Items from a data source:
=====

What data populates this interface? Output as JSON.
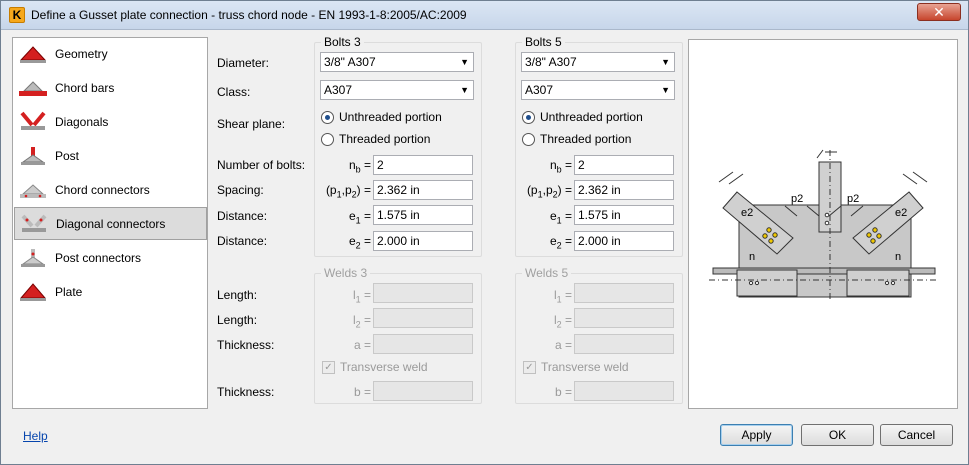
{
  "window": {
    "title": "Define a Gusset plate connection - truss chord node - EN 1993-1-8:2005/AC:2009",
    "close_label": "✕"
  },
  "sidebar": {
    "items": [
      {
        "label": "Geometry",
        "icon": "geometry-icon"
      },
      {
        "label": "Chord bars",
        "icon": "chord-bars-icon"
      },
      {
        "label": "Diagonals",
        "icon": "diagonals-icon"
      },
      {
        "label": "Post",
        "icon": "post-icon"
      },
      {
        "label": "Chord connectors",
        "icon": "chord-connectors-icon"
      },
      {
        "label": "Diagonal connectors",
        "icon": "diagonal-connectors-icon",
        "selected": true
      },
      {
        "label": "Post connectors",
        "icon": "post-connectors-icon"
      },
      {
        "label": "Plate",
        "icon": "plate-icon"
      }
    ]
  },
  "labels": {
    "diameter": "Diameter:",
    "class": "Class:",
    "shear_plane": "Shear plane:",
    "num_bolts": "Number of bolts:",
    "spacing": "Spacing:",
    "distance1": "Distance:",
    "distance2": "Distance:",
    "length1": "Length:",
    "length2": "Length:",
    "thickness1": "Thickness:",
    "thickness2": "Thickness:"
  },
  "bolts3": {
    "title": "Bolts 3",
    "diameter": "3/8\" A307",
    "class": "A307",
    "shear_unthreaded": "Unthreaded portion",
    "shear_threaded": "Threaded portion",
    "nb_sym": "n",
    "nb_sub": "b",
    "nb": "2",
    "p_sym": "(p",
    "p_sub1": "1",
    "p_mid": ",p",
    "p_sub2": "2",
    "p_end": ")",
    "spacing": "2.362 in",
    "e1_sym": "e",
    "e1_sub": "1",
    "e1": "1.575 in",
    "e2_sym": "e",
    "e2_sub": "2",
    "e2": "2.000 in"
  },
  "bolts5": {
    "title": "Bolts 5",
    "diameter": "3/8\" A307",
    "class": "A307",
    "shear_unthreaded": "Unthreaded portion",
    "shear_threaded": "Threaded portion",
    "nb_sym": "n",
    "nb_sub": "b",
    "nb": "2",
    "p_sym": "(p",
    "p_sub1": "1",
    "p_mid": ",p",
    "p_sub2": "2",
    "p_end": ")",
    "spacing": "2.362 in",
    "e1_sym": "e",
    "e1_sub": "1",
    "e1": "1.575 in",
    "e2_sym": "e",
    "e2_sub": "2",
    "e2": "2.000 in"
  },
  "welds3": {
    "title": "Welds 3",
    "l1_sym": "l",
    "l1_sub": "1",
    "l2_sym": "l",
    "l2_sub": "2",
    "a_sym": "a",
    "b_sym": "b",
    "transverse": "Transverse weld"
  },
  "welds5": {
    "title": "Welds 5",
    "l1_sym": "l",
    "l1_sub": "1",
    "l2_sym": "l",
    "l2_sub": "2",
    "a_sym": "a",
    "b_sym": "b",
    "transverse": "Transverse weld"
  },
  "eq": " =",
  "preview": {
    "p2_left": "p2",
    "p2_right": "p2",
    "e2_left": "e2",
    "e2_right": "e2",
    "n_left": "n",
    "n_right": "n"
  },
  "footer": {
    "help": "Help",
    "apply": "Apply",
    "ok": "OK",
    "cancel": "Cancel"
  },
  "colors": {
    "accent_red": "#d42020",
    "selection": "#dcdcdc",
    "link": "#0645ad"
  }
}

=====

Select and copy every line of the material that holds the string "bars".

# Response to this task:
        "label": "Chord bars",
        "icon": "chord-bars-icon"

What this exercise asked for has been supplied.